===== Provided data

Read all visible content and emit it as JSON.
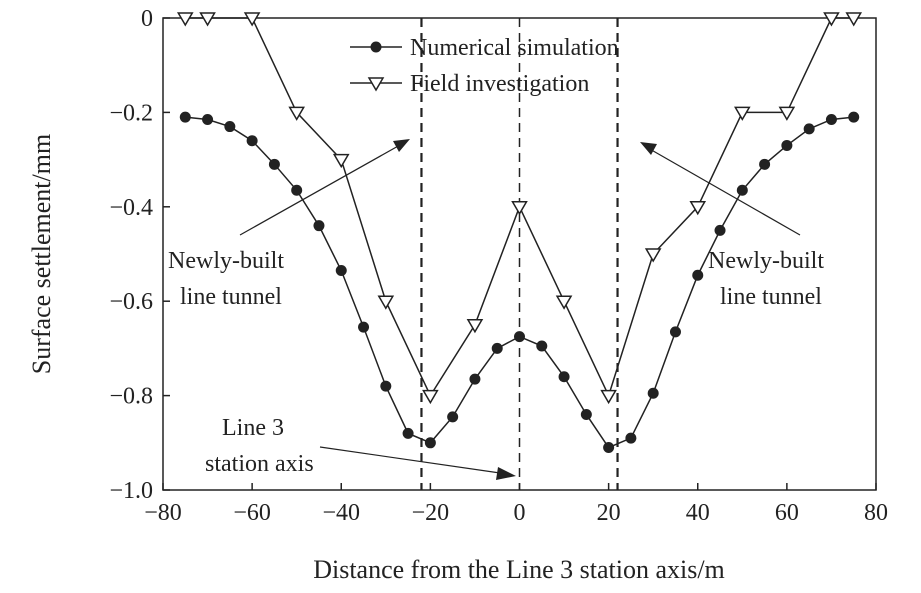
{
  "chart_data": {
    "type": "line",
    "xlabel": "Distance from the Line 3 station axis/m",
    "ylabel": "Surface settlement/mm",
    "xlim": [
      -80,
      80
    ],
    "ylim": [
      -1.0,
      0
    ],
    "xticks": [
      -80,
      -60,
      -40,
      -20,
      0,
      20,
      40,
      60,
      80
    ],
    "xtick_labels": [
      "−80",
      "−60",
      "−40",
      "−20",
      "0",
      "20",
      "40",
      "60",
      "80"
    ],
    "yticks": [
      0,
      -0.2,
      -0.4,
      -0.6,
      -0.8,
      -1.0
    ],
    "ytick_labels": [
      "0",
      "−0.2",
      "−0.4",
      "−0.6",
      "−0.8",
      "−1.0"
    ],
    "grid": false,
    "legend_position": "top-center",
    "series": [
      {
        "name": "Numerical simulation",
        "marker": "filled-circle",
        "color": "#222222",
        "x": [
          -75,
          -70,
          -65,
          -60,
          -55,
          -50,
          -45,
          -40,
          -35,
          -30,
          -25,
          -20,
          -15,
          -10,
          -5,
          0,
          5,
          10,
          15,
          20,
          25,
          30,
          35,
          40,
          45,
          50,
          55,
          60,
          65,
          70,
          75
        ],
        "y": [
          -0.21,
          -0.215,
          -0.23,
          -0.26,
          -0.31,
          -0.365,
          -0.44,
          -0.535,
          -0.655,
          -0.78,
          -0.88,
          -0.9,
          -0.845,
          -0.765,
          -0.7,
          -0.675,
          -0.695,
          -0.76,
          -0.84,
          -0.91,
          -0.89,
          -0.795,
          -0.665,
          -0.545,
          -0.45,
          -0.365,
          -0.31,
          -0.27,
          -0.235,
          -0.215,
          -0.21
        ]
      },
      {
        "name": "Field investigation",
        "marker": "open-triangle-down",
        "color": "#222222",
        "x": [
          -75,
          -70,
          -60,
          -50,
          -40,
          -30,
          -20,
          -10,
          0,
          10,
          20,
          30,
          40,
          50,
          60,
          70,
          75
        ],
        "y": [
          0,
          0,
          0,
          -0.2,
          -0.3,
          -0.6,
          -0.8,
          -0.65,
          -0.4,
          -0.6,
          -0.8,
          -0.5,
          -0.4,
          -0.2,
          -0.2,
          0,
          0
        ]
      }
    ],
    "vlines": [
      -22,
      0,
      22
    ],
    "annotations": [
      {
        "text_lines": [
          "Newly-built",
          "line tunnel"
        ],
        "target_x": -22
      },
      {
        "text_lines": [
          "Newly-built",
          "line tunnel"
        ],
        "target_x": 22
      },
      {
        "text_lines": [
          "Line 3",
          "station axis"
        ],
        "target_x": 0
      }
    ]
  }
}
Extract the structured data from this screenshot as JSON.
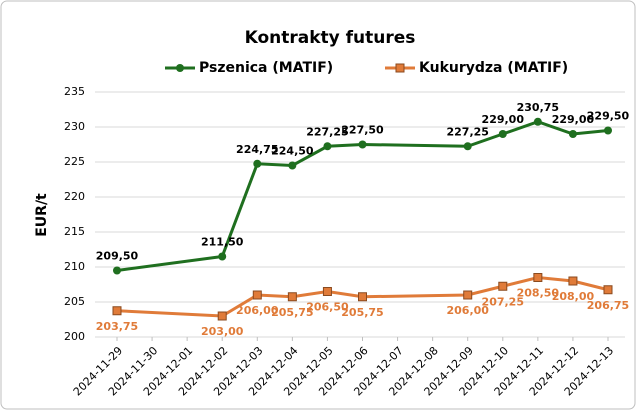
{
  "chart_data": {
    "type": "line",
    "title": "Kontrakty futures",
    "ylabel": "EUR/t",
    "x": [
      "2024-11-29",
      "2024-12-02",
      "2024-12-03",
      "2024-12-04",
      "2024-12-05",
      "2024-12-06",
      "2024-12-09",
      "2024-12-10",
      "2024-12-11",
      "2024-12-12",
      "2024-12-13"
    ],
    "xlim": [
      "2024-11-29",
      "2024-12-13"
    ],
    "xticks": [
      "2024-11-29",
      "2024-11-30",
      "2024-12-01",
      "2024-12-02",
      "2024-12-03",
      "2024-12-04",
      "2024-12-05",
      "2024-12-06",
      "2024-12-07",
      "2024-12-08",
      "2024-12-09",
      "2024-12-10",
      "2024-12-11",
      "2024-12-12",
      "2024-12-13"
    ],
    "ylim": [
      200,
      235
    ],
    "yticks": [
      200,
      205,
      210,
      215,
      220,
      225,
      230,
      235
    ],
    "grid": true,
    "legend": "top",
    "series": [
      {
        "name": "Pszenica (MATIF)",
        "color": "#1f6f1f",
        "marker": "circle",
        "values": [
          209.5,
          211.5,
          224.75,
          224.5,
          227.25,
          227.5,
          227.25,
          229.0,
          230.75,
          229.0,
          229.5
        ],
        "value_labels": [
          "209,50",
          "211,50",
          "224,75",
          "224,50",
          "227,25",
          "227,50",
          "227,25",
          "229,00",
          "230,75",
          "229,00",
          "229,50"
        ]
      },
      {
        "name": "Kukurydza (MATIF)",
        "color": "#e07b39",
        "marker": "square",
        "values": [
          203.75,
          203.0,
          206.0,
          205.75,
          206.5,
          205.75,
          206.0,
          207.25,
          208.5,
          208.0,
          206.75
        ],
        "value_labels": [
          "203,75",
          "203,00",
          "206,00",
          "205,75",
          "206,50",
          "205,75",
          "206,00",
          "207,25",
          "208,50",
          "208,00",
          "206,75"
        ]
      }
    ]
  }
}
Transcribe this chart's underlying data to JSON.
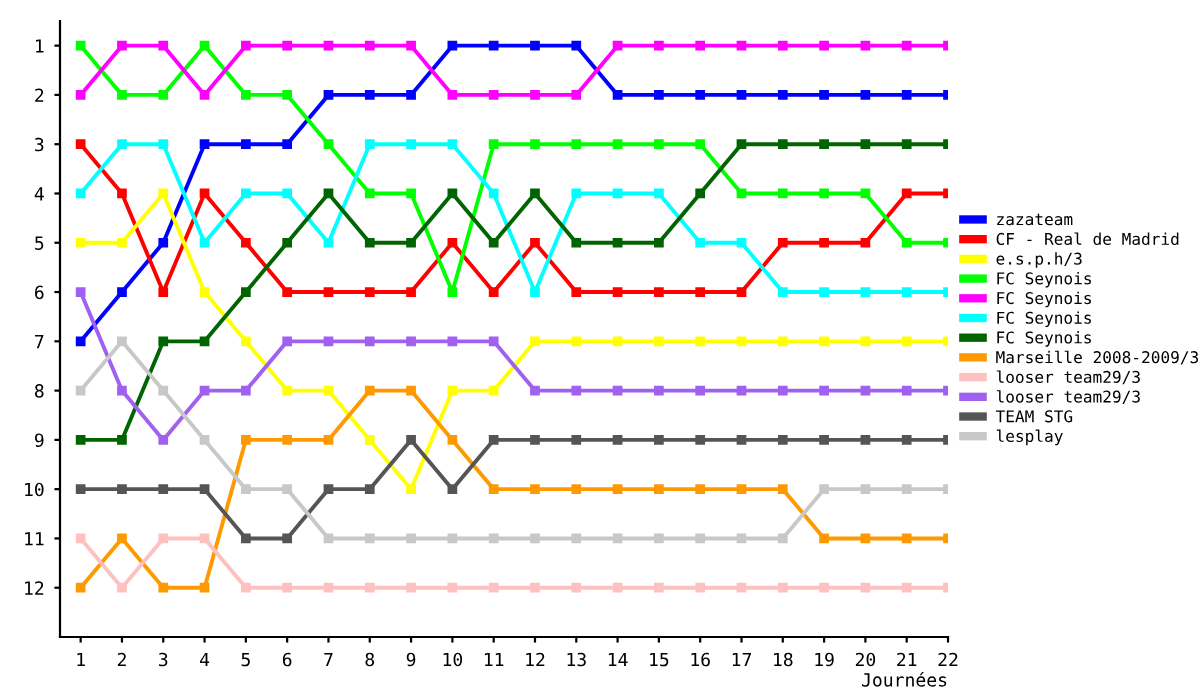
{
  "chart_data": {
    "type": "line",
    "xlabel": "Journées",
    "x": [
      1,
      2,
      3,
      4,
      5,
      6,
      7,
      8,
      9,
      10,
      11,
      12,
      13,
      14,
      15,
      16,
      17,
      18,
      19,
      20,
      21,
      22
    ],
    "xlim": [
      0.5,
      22
    ],
    "xticks": [
      1,
      2,
      3,
      4,
      5,
      6,
      7,
      8,
      9,
      10,
      11,
      12,
      13,
      14,
      15,
      16,
      17,
      18,
      19,
      20,
      21,
      22
    ],
    "ylim": [
      13,
      0.5
    ],
    "yticks": [
      1,
      2,
      3,
      4,
      5,
      6,
      7,
      8,
      9,
      10,
      11,
      12
    ],
    "grid": false,
    "legend": "right",
    "marker": "square",
    "line_style": "solid",
    "series": [
      {
        "name": "zazateam",
        "color": "#0000ff",
        "values": [
          7,
          6,
          5,
          3,
          3,
          3,
          2,
          2,
          2,
          1,
          1,
          1,
          1,
          2,
          2,
          2,
          2,
          2,
          2,
          2,
          2,
          2
        ]
      },
      {
        "name": "CF - Real de Madrid",
        "color": "#ff0000",
        "values": [
          3,
          4,
          6,
          4,
          5,
          6,
          6,
          6,
          6,
          5,
          6,
          5,
          6,
          6,
          6,
          6,
          6,
          5,
          5,
          5,
          4,
          4
        ]
      },
      {
        "name": "e.s.p.h/3",
        "color": "#ffff00",
        "values": [
          5,
          5,
          4,
          6,
          7,
          8,
          8,
          9,
          10,
          8,
          8,
          7,
          7,
          7,
          7,
          7,
          7,
          7,
          7,
          7,
          7,
          7
        ]
      },
      {
        "name": "FC Seynois",
        "color": "#00ff00",
        "values": [
          1,
          2,
          2,
          1,
          2,
          2,
          3,
          4,
          4,
          6,
          3,
          3,
          3,
          3,
          3,
          3,
          4,
          4,
          4,
          4,
          5,
          5
        ]
      },
      {
        "name": "FC Seynois",
        "color": "#ff00ff",
        "values": [
          2,
          1,
          1,
          2,
          1,
          1,
          1,
          1,
          1,
          2,
          2,
          2,
          2,
          1,
          1,
          1,
          1,
          1,
          1,
          1,
          1,
          1
        ]
      },
      {
        "name": "FC Seynois",
        "color": "#00ffff",
        "values": [
          4,
          3,
          3,
          5,
          4,
          4,
          5,
          3,
          3,
          3,
          4,
          6,
          4,
          4,
          4,
          5,
          5,
          6,
          6,
          6,
          6,
          6
        ]
      },
      {
        "name": "FC Seynois",
        "color": "#006400",
        "values": [
          9,
          9,
          7,
          7,
          6,
          5,
          4,
          5,
          5,
          4,
          5,
          4,
          5,
          5,
          5,
          4,
          3,
          3,
          3,
          3,
          3,
          3
        ]
      },
      {
        "name": "Marseille 2008-2009/3",
        "color": "#ff9900",
        "values": [
          12,
          11,
          12,
          12,
          9,
          9,
          9,
          8,
          8,
          9,
          10,
          10,
          10,
          10,
          10,
          10,
          10,
          10,
          11,
          11,
          11,
          11
        ]
      },
      {
        "name": "looser team29/3",
        "color": "#ffc0c0",
        "values": [
          11,
          12,
          11,
          11,
          12,
          12,
          12,
          12,
          12,
          12,
          12,
          12,
          12,
          12,
          12,
          12,
          12,
          12,
          12,
          12,
          12,
          12
        ]
      },
      {
        "name": "looser team29/3",
        "color": "#a060f0",
        "values": [
          6,
          8,
          9,
          8,
          8,
          7,
          7,
          7,
          7,
          7,
          7,
          8,
          8,
          8,
          8,
          8,
          8,
          8,
          8,
          8,
          8,
          8
        ]
      },
      {
        "name": "TEAM STG",
        "color": "#555555",
        "values": [
          10,
          10,
          10,
          10,
          11,
          11,
          10,
          10,
          9,
          10,
          9,
          9,
          9,
          9,
          9,
          9,
          9,
          9,
          9,
          9,
          9,
          9
        ]
      },
      {
        "name": "lesplay",
        "color": "#c8c8c8",
        "values": [
          8,
          7,
          8,
          9,
          10,
          10,
          11,
          11,
          11,
          11,
          11,
          11,
          11,
          11,
          11,
          11,
          11,
          11,
          10,
          10,
          10,
          10
        ]
      }
    ]
  }
}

==========

[Exercise brief] Only the number is wanted: how many lines in the entries above contain the string "MATIF"?

[Solution to this task] 2